» WORK TO COMPLETE
Where a line contains the string "vertical", copy that line.

◆ ◆ ◆ ◆ ◆

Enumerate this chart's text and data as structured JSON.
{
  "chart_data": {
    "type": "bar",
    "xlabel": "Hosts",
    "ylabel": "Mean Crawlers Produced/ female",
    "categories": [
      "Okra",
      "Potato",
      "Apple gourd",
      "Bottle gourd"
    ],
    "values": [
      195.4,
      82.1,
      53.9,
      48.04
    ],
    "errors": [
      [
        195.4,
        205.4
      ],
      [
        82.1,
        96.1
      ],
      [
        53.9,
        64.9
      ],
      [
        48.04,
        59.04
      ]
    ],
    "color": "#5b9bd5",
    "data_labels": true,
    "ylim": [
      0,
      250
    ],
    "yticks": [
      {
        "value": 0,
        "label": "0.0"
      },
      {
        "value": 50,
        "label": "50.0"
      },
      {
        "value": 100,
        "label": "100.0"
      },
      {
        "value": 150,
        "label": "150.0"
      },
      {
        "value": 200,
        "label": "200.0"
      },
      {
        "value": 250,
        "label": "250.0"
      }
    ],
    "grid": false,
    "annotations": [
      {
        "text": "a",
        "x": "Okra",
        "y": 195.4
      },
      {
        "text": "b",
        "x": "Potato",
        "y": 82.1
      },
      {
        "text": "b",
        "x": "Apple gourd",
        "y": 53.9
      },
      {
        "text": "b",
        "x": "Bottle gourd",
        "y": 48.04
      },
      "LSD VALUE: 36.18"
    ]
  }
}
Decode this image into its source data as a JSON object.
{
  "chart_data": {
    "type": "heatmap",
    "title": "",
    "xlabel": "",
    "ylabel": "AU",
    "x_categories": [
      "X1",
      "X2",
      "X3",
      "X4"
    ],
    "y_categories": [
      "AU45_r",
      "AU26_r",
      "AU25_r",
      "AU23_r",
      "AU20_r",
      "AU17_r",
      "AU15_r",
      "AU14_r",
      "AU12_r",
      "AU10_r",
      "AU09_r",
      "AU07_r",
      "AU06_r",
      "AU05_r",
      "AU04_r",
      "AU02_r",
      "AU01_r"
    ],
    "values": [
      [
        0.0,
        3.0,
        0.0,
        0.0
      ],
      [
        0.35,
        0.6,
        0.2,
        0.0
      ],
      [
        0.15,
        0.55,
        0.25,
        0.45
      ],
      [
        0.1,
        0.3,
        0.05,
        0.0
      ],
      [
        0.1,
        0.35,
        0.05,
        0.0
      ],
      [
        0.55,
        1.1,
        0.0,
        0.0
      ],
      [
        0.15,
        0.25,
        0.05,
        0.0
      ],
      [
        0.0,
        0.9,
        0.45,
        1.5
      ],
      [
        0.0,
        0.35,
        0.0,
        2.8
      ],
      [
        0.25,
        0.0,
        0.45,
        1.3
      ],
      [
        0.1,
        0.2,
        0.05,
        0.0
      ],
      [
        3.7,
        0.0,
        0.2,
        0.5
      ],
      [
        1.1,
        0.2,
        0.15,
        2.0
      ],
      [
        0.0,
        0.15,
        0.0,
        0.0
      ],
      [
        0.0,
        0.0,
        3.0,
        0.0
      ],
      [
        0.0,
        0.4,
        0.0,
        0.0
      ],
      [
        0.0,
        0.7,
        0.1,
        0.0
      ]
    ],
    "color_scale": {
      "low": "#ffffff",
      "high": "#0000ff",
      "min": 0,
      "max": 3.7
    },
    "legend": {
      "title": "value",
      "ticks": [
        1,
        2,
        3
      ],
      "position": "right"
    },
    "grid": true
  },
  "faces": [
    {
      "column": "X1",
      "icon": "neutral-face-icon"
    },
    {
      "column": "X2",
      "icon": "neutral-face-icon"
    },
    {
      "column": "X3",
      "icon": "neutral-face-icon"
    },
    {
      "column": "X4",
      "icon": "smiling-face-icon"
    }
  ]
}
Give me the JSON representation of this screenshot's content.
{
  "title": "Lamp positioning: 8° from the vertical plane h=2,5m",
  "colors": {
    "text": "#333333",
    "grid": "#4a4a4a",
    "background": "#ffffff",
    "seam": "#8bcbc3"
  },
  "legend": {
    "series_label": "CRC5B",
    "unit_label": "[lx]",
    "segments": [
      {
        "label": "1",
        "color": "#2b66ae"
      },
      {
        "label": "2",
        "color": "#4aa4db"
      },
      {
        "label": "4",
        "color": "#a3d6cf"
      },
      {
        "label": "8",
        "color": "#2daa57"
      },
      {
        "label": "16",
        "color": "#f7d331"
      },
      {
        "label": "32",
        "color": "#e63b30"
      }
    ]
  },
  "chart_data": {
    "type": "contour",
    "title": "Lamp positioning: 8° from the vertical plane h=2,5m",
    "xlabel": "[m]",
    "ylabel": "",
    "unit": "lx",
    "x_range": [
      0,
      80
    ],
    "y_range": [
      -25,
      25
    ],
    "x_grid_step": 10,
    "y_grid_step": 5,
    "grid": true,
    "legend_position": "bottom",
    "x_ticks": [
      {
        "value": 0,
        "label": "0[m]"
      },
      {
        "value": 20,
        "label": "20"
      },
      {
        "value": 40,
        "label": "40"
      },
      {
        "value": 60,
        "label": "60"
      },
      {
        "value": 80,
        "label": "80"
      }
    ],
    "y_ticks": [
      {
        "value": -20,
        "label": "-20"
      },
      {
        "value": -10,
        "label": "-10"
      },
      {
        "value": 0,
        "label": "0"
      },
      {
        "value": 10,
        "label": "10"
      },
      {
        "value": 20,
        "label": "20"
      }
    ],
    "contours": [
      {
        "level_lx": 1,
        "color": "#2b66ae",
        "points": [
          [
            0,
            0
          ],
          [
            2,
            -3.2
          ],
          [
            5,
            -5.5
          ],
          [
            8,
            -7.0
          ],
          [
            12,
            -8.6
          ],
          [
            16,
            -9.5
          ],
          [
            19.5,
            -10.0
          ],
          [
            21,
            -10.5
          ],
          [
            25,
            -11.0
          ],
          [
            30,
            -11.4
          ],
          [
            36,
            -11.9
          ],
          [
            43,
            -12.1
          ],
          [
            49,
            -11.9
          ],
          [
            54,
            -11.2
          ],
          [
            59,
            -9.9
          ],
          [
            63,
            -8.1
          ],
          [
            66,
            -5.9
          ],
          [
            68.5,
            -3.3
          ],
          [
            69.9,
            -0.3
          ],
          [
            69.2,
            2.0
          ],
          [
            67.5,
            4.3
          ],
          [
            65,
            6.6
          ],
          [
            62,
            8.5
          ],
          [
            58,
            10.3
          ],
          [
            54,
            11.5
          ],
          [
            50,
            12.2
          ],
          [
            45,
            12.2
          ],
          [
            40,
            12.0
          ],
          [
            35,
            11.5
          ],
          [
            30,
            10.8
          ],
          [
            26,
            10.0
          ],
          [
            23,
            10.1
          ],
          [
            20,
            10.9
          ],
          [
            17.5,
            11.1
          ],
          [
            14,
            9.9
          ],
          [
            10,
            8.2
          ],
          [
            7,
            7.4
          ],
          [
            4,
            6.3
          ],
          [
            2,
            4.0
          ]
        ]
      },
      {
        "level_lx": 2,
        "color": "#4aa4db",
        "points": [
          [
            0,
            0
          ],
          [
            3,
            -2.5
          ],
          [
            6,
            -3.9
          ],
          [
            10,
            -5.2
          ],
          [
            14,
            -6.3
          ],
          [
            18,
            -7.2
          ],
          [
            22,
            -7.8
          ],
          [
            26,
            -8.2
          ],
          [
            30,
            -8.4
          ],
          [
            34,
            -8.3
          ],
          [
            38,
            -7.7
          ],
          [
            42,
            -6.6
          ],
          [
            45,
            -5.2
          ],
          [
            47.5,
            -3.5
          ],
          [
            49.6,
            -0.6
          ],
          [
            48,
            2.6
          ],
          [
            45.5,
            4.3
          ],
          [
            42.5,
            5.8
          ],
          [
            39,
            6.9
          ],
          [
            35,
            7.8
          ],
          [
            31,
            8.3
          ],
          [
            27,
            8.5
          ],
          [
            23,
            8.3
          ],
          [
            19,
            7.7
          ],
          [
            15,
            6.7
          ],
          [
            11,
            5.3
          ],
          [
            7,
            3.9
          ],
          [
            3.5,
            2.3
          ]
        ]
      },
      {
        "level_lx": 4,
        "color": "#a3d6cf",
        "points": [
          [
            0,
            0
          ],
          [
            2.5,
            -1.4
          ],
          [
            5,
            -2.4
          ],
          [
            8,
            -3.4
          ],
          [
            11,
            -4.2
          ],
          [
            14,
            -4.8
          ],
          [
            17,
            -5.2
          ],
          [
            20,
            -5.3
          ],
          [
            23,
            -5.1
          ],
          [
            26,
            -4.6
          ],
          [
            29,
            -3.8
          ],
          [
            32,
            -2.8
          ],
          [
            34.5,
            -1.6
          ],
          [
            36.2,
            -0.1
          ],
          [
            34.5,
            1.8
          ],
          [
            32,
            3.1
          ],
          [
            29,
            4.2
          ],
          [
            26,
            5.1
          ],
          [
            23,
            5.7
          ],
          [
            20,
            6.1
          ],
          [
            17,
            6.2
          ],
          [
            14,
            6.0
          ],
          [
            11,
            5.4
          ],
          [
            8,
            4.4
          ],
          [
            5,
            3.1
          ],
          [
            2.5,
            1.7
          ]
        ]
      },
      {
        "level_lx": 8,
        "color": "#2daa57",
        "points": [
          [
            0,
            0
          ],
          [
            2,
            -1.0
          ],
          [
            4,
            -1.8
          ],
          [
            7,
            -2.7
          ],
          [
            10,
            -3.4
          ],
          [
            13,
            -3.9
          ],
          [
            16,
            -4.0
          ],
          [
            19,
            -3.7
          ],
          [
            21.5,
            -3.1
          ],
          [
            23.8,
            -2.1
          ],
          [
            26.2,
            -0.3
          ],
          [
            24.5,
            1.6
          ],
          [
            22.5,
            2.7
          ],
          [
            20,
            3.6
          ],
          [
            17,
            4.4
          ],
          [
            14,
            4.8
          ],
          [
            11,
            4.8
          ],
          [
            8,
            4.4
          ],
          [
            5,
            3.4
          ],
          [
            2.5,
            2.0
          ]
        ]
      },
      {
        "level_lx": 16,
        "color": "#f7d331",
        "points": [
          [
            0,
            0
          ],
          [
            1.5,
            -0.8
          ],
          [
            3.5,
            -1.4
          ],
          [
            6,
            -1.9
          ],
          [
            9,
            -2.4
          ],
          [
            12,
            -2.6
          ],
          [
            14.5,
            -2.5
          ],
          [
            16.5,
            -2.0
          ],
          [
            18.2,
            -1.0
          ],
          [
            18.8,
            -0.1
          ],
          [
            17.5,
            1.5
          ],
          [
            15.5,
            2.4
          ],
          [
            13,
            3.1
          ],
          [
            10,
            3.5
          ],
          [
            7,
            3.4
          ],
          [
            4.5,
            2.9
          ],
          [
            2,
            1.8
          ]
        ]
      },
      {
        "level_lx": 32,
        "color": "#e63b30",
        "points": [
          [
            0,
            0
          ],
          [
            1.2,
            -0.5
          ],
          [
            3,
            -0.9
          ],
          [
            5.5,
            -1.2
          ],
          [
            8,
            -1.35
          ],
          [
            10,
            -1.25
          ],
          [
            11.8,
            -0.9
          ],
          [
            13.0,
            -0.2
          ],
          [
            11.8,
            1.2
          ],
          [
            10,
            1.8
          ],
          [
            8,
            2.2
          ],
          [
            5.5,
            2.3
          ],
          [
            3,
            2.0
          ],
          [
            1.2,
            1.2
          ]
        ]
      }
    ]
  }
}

◆ ◆ ◆ ◆ ◆

» FINAL RESULT
  "title": "Lamp positioning: 8° from the vertical plane h=2,5m",
    "title": "Lamp positioning: 8° from the vertical plane h=2,5m",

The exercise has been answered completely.